◆ What to work on: In the listing below, how many lines contain the word "Petrum"? Please respond with the number only.

◆ Data to process:
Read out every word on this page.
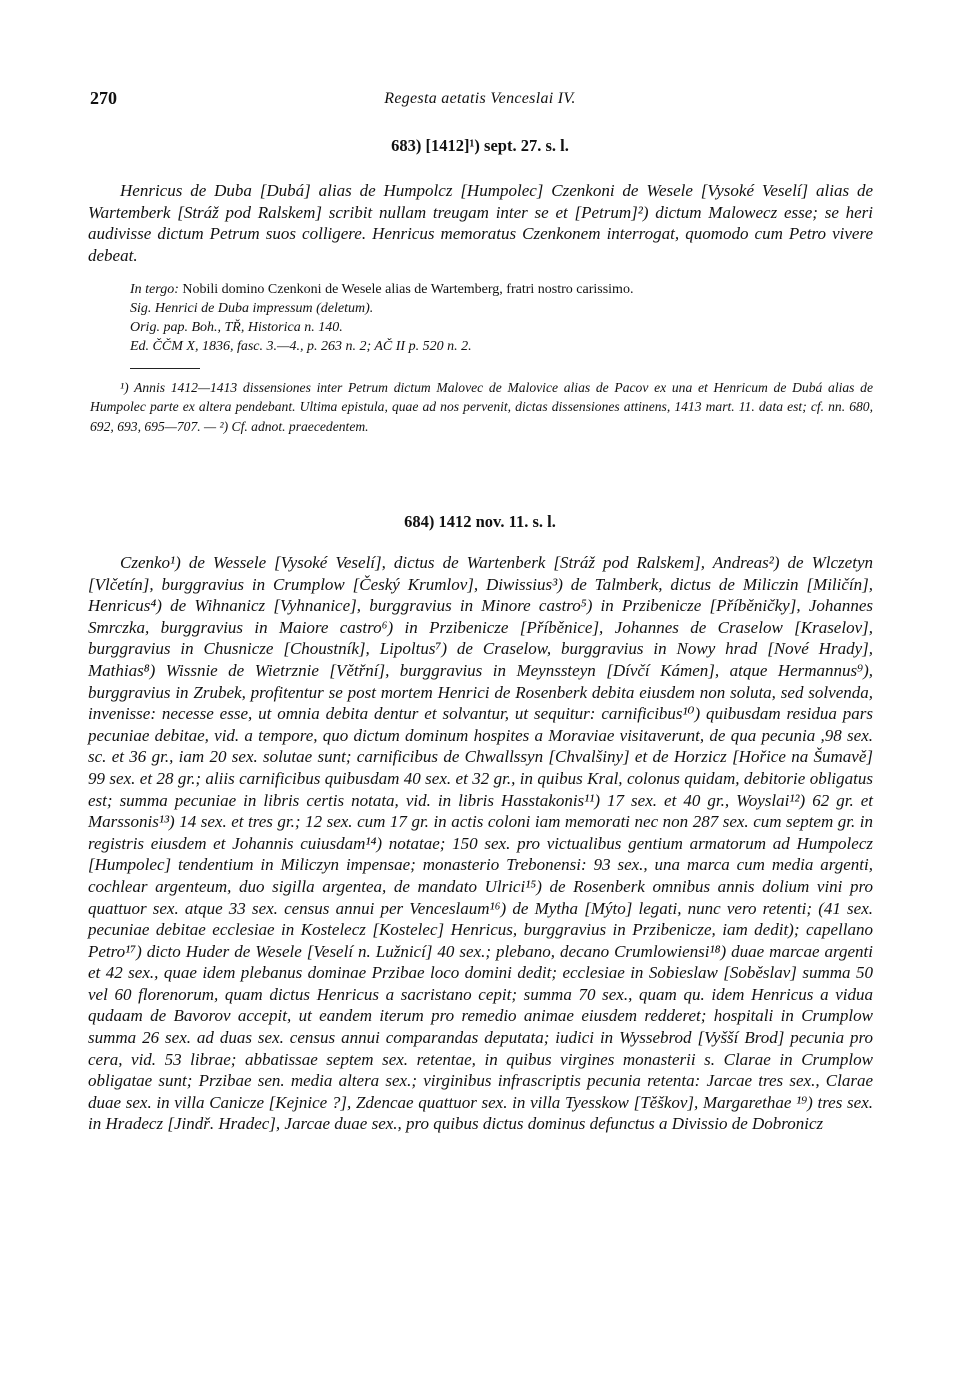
270	Regesta aetatis Venceslai IV.
683) [1412]¹) sept. 27. s. l.

Henricus de Duba [Dubá] alias de Humpolcz [Humpolec] Czenkoni de Wesele [Vysoké Veselí] alias de Wartemberk [Stráž pod Ralskem] scribit nullam treugam inter se et [Petrum]²) dictum Malowecz esse; se heri audivisse dictum Petrum suos colligere. Henricus memoratus Czenkonem interrogat, quomodo cum Petro vivere debeat.

In tergo: Nobili domino Czenkoni de Wesele alias de Wartemberg, fratri nostro carissimo.
Sig. Henrici de Duba impressum (deletum).
Orig. pap. Boh., TŘ, Historica n. 140.
Ed. ČČM X, 1836, fasc. 3.—4., p. 263 n. 2; AČ II p. 520 n. 2.
¹) Annis 1412—1413 dissensiones inter Petrum dictum Malovec de Malovice alias de Pacov ex una et Henricum de Dubá alias de Humpolec parte ex altera pendebant. Ultima epistula, quae ad nos pervenit, dictas dissensiones attinens, 1413 mart. 11. data est; cf. nn. 680, 692, 693, 695—707. — ²) Cf. adnot. praecedentem.
684) 1412 nov. 11. s. l.

Czenko¹) de Wessele [Vysoké Veselí], dictus de Wartenberk [Stráž pod Ralskem], Andreas²) de Wlczetyn [Vlčetín], burggravius in Crumplow [Český Krumlov], Diwissius³) de Talmberk, dictus de Miliczin [Miličín], Henricus⁴) de Wihnanicz [Vyhnanice], burggravius in Minore castro⁵) in Przibenicze [Příběničky], Johannes Smrczka, burggravius in Maiore castro⁶) in Przibenicze [Příběnice], Johannes de Craselow [Kraselov], burggravius in Chusnicze [Choustník], Lipoltus⁷) de Craselow, burggravius in Nowy hrad [Nové Hrady], Mathias⁸) Wissnie de Wietrznie [Větřní], burggravius in Meynssteyn [Dívčí Kámen], atque Hermannus⁹), burggravius in Zrubek, profitentur se post mortem Henrici de Rosenberk debita eiusdem non soluta, sed solvenda, invenisse: necesse esse, ut omnia debita dentur et solvantur, ut sequitur: carnificibus¹⁰) quibusdam residua pars pecuniae debitae, vid. a tempore, quo dictum dominum hospites a Moraviae visitaverunt, de qua pecunia ,98 sex. sc. et 36 gr., iam 20 sex. solutae sunt; carnificibus de Chwallssyn [Chvalšiny] et de Horzicz [Hořice na Šumavě] 99 sex. et 28 gr.; aliis carnificibus quibusdam 40 sex. et 32 gr., in quibus Kral, colonus quidam, debitorie obligatus est; summa pecuniae in libris certis notata, vid. in libris Hasstakonis¹¹) 17 sex. et 40 gr., Woyslai¹²) 62 gr. et Marssonis¹³) 14 sex. et tres gr.; 12 sex. cum 17 gr. in actis coloni iam memorati nec non 287 sex. cum septem gr. in registris eiusdem et Johannis cuiusdam¹⁴) notatae; 150 sex. pro victualibus gentium armatorum ad Humpolecz [Humpolec] tendentium in Miliczyn impensae; monasterio Trebonensi: 93 sex., una marca cum media argenti, cochlear argenteum, duo sigilla argentea, de mandato Ulrici¹⁵) de Rosenberk omnibus annis dolium vini pro quattuor sex. atque 33 sex. census annui per Venceslaum¹⁶) de Mytha [Mýto] legati, nunc vero retenti; (41 sex. pecuniae debitae ecclesiae in Kostelecz [Kostelec] Henricus, burggravius in Przibenicze, iam dedit); capellano Petro¹⁷) dicto Huder de Wesele [Veselí n. Lužnicí] 40 sex.; plebano, decano Crumlowiensi¹⁸) duae marcae argenti et 42 sex., quae idem plebanus dominae Przibae loco domini dedit; ecclesiae in Sobieslaw [Soběslav] summa 50 vel 60 florenorum, quam dictus Henricus a sacristano cepit; summa 70 sex., quam qu. idem Henricus a vidua qudaam de Bavorov accepit, ut eandem iterum pro remedio animae eiusdem redderet; hospitali in Crumplow summa 26 sex. ad duas sex. census annui comparandas deputata; iudici in Wyssebrod [Vyšší Brod] pecunia pro cera, vid. 53 librae; abbatissae septem sex. retentae, in quibus virgines monasterii s. Clarae in Crumplow obligatae sunt; Przibae sen. media altera sex.; virginibus infrascriptis pecunia retenta: Jarcae tres sex., Clarae duae sex. in villa Canicze [Kejnice ?], Zdencae quattuor sex. in villa Tyesskow [Těškov], Margarethae ¹⁹) tres sex. in Hradecz [Jindř. Hradec], Jarcae duae sex., pro quibus dictus dominus defunctus a Divissio de Dobronicz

◆ Exercise response: 2